═════ Dataset rows
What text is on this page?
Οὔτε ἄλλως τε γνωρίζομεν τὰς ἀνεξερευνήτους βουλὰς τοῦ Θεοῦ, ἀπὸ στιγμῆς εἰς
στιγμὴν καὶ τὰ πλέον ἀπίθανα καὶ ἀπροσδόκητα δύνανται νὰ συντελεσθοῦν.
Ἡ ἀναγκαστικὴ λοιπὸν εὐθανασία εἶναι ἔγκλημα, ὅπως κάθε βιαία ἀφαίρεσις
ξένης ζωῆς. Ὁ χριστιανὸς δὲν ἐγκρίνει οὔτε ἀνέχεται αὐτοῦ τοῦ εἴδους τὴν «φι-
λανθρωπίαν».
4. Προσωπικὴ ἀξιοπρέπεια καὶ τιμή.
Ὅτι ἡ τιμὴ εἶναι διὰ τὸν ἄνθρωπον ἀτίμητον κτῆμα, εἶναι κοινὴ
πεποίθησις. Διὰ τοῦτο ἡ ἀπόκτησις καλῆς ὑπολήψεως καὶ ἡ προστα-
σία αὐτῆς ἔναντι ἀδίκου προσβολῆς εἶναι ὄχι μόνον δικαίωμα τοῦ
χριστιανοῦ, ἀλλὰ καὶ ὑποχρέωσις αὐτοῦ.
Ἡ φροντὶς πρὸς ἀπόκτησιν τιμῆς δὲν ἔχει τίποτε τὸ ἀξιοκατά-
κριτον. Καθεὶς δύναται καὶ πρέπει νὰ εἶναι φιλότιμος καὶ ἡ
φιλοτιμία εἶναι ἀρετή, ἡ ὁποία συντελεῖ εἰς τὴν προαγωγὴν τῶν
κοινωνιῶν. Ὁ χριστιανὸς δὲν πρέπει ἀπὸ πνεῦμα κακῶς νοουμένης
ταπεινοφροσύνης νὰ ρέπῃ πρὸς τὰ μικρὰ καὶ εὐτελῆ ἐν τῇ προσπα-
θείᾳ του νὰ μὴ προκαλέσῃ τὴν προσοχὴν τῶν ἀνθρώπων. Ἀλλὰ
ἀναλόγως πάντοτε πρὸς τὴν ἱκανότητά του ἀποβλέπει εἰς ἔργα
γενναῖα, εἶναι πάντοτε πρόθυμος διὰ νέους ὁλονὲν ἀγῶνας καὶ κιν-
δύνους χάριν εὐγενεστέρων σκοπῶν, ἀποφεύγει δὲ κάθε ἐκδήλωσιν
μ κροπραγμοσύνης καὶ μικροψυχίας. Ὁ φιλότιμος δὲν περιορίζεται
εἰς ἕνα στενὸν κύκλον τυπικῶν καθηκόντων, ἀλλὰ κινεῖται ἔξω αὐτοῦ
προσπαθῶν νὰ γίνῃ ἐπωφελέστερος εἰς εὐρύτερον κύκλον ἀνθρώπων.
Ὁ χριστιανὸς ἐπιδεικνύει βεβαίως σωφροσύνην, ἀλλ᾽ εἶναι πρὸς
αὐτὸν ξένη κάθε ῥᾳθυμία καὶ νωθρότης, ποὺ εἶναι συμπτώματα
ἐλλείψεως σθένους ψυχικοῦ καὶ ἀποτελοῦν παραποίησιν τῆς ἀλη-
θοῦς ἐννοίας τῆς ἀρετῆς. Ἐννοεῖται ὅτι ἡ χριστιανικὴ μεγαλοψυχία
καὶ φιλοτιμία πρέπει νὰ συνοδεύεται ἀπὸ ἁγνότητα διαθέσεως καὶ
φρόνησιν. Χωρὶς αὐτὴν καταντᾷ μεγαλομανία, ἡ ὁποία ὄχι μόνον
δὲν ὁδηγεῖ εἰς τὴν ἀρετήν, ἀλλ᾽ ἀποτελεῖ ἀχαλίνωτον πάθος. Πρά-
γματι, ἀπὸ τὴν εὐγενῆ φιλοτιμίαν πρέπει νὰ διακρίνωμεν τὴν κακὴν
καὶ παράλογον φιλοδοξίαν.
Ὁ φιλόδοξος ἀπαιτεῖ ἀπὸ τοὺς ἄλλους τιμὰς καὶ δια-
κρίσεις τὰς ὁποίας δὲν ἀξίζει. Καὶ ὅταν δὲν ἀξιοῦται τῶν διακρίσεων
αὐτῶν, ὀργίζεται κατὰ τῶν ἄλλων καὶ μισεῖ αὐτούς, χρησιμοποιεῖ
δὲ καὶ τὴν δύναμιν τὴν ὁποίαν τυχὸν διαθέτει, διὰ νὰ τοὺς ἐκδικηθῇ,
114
══════════
From the entries above, list each line with "τοὺς" in it.

Ὁ φιλόδοξος ἀπαιτεῖ ἀπὸ τοὺς ἄλλους τιμὰς καὶ δια-
δὲ καὶ τὴν δύναμιν τὴν ὁποίαν τυχὸν διαθέτει, διὰ νὰ τοὺς ἐκδικηθῇ,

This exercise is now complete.